>> begin Task input

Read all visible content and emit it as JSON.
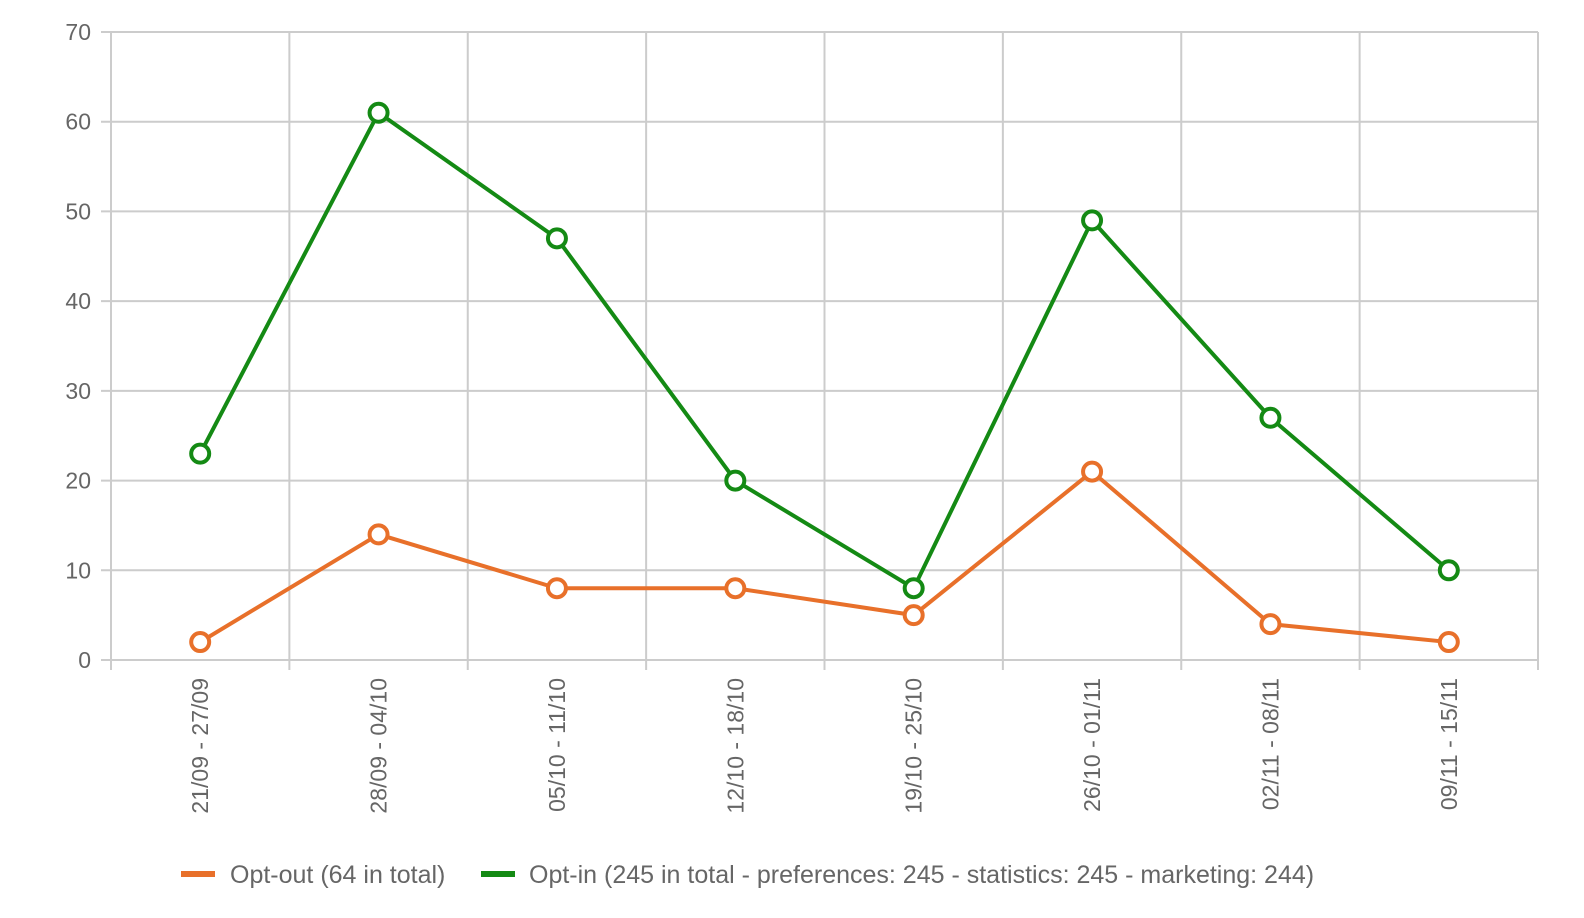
{
  "chart_data": {
    "type": "line",
    "categories": [
      "21/09 - 27/09",
      "28/09 - 04/10",
      "05/10 - 11/10",
      "12/10 - 18/10",
      "19/10 - 25/10",
      "26/10 - 01/11",
      "02/11 - 08/11",
      "09/11 - 15/11"
    ],
    "series": [
      {
        "name": "Opt-out (64 in total)",
        "color": "#e8702a",
        "values": [
          2,
          14,
          8,
          8,
          5,
          21,
          4,
          2
        ]
      },
      {
        "name": "Opt-in (245 in total - preferences: 245 - statistics: 245 - marketing: 244)",
        "color": "#148a14",
        "values": [
          23,
          61,
          47,
          20,
          8,
          49,
          27,
          10
        ]
      }
    ],
    "ylim": [
      0,
      70
    ],
    "yticks": [
      0,
      10,
      20,
      30,
      40,
      50,
      60,
      70
    ],
    "grid": true,
    "legend": "bottom-center",
    "gridColor": "#cccccc",
    "tickColor": "#666666"
  }
}
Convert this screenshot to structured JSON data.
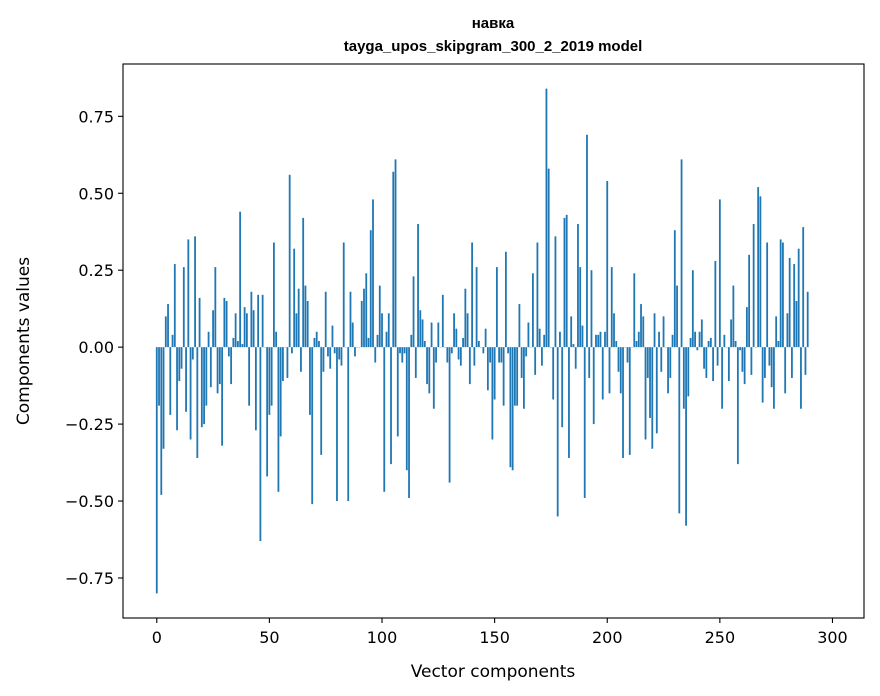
{
  "chart_data": {
    "type": "bar",
    "title": "навка",
    "subtitle": "tayga_upos_skipgram_300_2_2019 model",
    "xlabel": "Vector components",
    "ylabel": "Components values",
    "xlim": [
      -15,
      314
    ],
    "ylim": [
      -0.88,
      0.92
    ],
    "xticks": [
      0,
      50,
      100,
      150,
      200,
      250,
      300
    ],
    "xtick_labels": [
      "0",
      "50",
      "100",
      "150",
      "200",
      "250",
      "300"
    ],
    "yticks": [
      -0.75,
      -0.5,
      -0.25,
      0.0,
      0.25,
      0.5,
      0.75
    ],
    "ytick_labels": [
      "−0.75",
      "−0.50",
      "−0.25",
      "0.00",
      "0.25",
      "0.50",
      "0.75"
    ],
    "grid": false,
    "bar_color": "#1f77b4",
    "values": [
      -0.8,
      -0.19,
      -0.48,
      -0.33,
      0.1,
      0.14,
      -0.22,
      0.04,
      0.27,
      -0.27,
      -0.11,
      -0.07,
      0.26,
      -0.21,
      0.35,
      -0.3,
      -0.04,
      0.36,
      -0.36,
      0.16,
      -0.26,
      -0.25,
      -0.19,
      0.05,
      -0.13,
      0.12,
      0.26,
      -0.15,
      -0.12,
      -0.32,
      0.16,
      0.15,
      -0.03,
      -0.12,
      0.03,
      0.11,
      0.02,
      0.44,
      0.01,
      0.13,
      0.11,
      -0.19,
      0.18,
      0.12,
      -0.27,
      0.17,
      -0.63,
      0.17,
      0.0,
      -0.42,
      -0.22,
      -0.19,
      0.34,
      0.05,
      -0.47,
      -0.29,
      -0.11,
      0.0,
      -0.1,
      0.56,
      -0.02,
      0.32,
      0.11,
      0.19,
      -0.08,
      0.42,
      0.2,
      0.15,
      -0.22,
      -0.51,
      0.03,
      0.05,
      0.02,
      -0.35,
      -0.08,
      0.18,
      -0.03,
      -0.07,
      0.07,
      -0.02,
      -0.5,
      -0.04,
      -0.06,
      0.34,
      0.0,
      -0.5,
      0.18,
      0.08,
      -0.03,
      0.0,
      0.0,
      0.15,
      0.19,
      0.24,
      0.03,
      0.38,
      0.48,
      -0.05,
      0.04,
      0.2,
      0.11,
      -0.47,
      0.05,
      0.11,
      -0.38,
      0.57,
      0.61,
      -0.29,
      -0.02,
      -0.05,
      -0.02,
      -0.4,
      -0.49,
      0.04,
      0.23,
      -0.1,
      0.4,
      0.12,
      0.09,
      0.02,
      -0.12,
      -0.15,
      0.08,
      -0.2,
      -0.05,
      0.08,
      0.0,
      0.17,
      0.0,
      -0.05,
      -0.44,
      -0.02,
      0.11,
      0.06,
      -0.04,
      -0.06,
      0.03,
      0.19,
      0.11,
      -0.12,
      0.34,
      -0.06,
      0.26,
      0.02,
      0.0,
      -0.02,
      0.06,
      -0.14,
      -0.05,
      -0.3,
      -0.17,
      0.26,
      -0.05,
      -0.05,
      -0.19,
      0.31,
      -0.02,
      -0.39,
      -0.4,
      -0.19,
      -0.19,
      0.14,
      -0.1,
      -0.2,
      -0.03,
      0.08,
      0.0,
      0.24,
      -0.09,
      0.34,
      0.06,
      -0.06,
      0.04,
      0.84,
      0.58,
      0.0,
      -0.17,
      0.36,
      -0.55,
      0.05,
      -0.26,
      0.42,
      0.43,
      -0.36,
      0.1,
      0.01,
      -0.07,
      0.4,
      0.26,
      0.07,
      -0.49,
      0.69,
      -0.1,
      0.25,
      -0.25,
      0.04,
      0.04,
      0.05,
      -0.17,
      0.05,
      0.54,
      -0.15,
      0.26,
      0.11,
      0.02,
      -0.08,
      -0.15,
      -0.36,
      0.0,
      -0.05,
      -0.35,
      0.0,
      0.24,
      0.02,
      0.05,
      0.14,
      0.1,
      -0.3,
      -0.1,
      -0.23,
      -0.33,
      0.11,
      -0.28,
      0.05,
      -0.08,
      0.1,
      0.0,
      -0.15,
      -0.1,
      0.04,
      0.38,
      0.2,
      -0.54,
      0.61,
      -0.2,
      -0.58,
      -0.16,
      0.03,
      0.25,
      0.05,
      -0.01,
      0.05,
      0.09,
      -0.07,
      -0.1,
      0.02,
      0.03,
      -0.11,
      0.28,
      -0.06,
      0.48,
      -0.2,
      0.04,
      0.0,
      -0.11,
      0.09,
      0.2,
      0.02,
      -0.38,
      -0.01,
      -0.08,
      -0.12,
      0.13,
      0.3,
      -0.09,
      0.4,
      0.0,
      0.52,
      0.49,
      -0.18,
      -0.1,
      0.34,
      -0.06,
      -0.13,
      -0.2,
      0.1,
      0.02,
      0.35,
      0.34,
      -0.15,
      0.11,
      0.29,
      -0.1,
      0.27,
      0.15,
      0.32,
      -0.2,
      0.39,
      -0.09,
      0.18
    ]
  }
}
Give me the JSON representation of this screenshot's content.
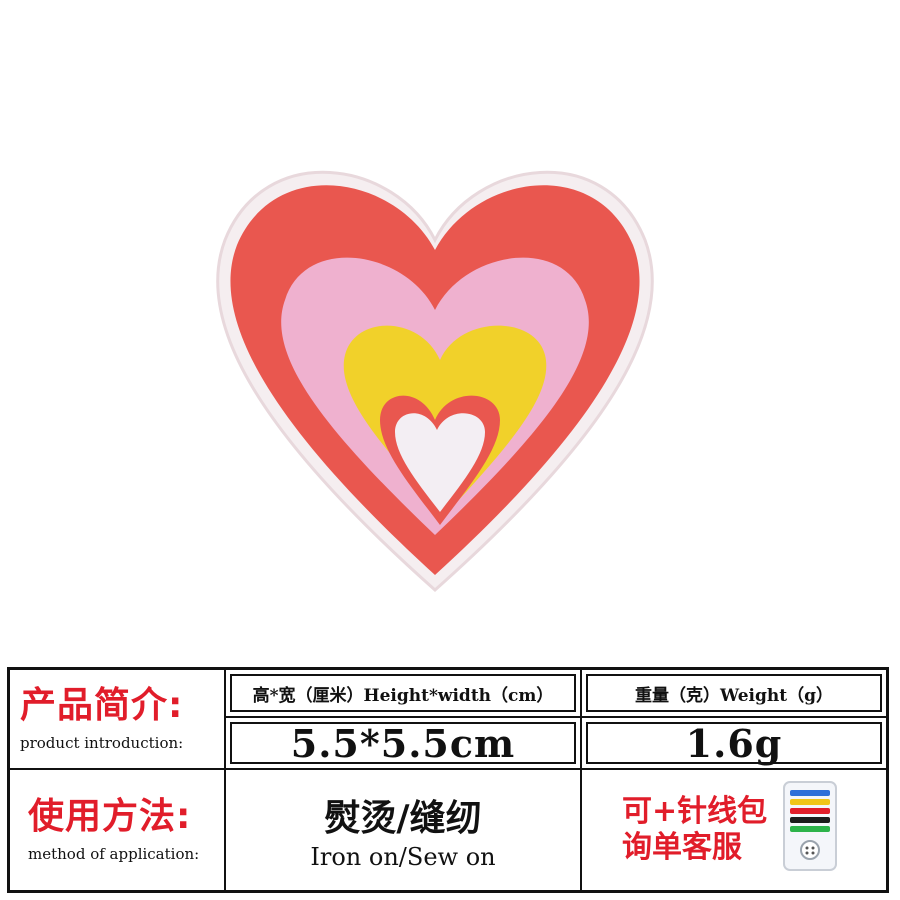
{
  "colors": {
    "accent_red": "#e11d2a",
    "heart_outer": "#e9574f",
    "heart_pink": "#efb1cf",
    "heart_yellow": "#f1d12a",
    "heart_inner": "#f3eef3",
    "edge": "#f5eef0"
  },
  "product": {
    "title_cn": "产品简介:",
    "title_en": "product introduction:"
  },
  "size": {
    "header": "高*宽（厘米）Height*width（cm）",
    "value": "5.5*5.5cm"
  },
  "weight": {
    "header": "重量（克）Weight（g）",
    "value": "1.6g"
  },
  "method": {
    "title_cn": "使用方法:",
    "title_en": "method of application:",
    "value_cn": "熨烫/缝纫",
    "value_en": "Iron on/Sew on"
  },
  "extra": {
    "line1": "可+针线包",
    "line2": "询单客服",
    "icon": "sewing-kit-icon"
  }
}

>> end Task input

Requirements> Where a line above contains the string "name", copy that line.

Reply>
        "name": "Opt-out (64 in total)",
        "name": "Opt-in (245 in total - preferences: 245 - statistics: 245 - marketing: 244)",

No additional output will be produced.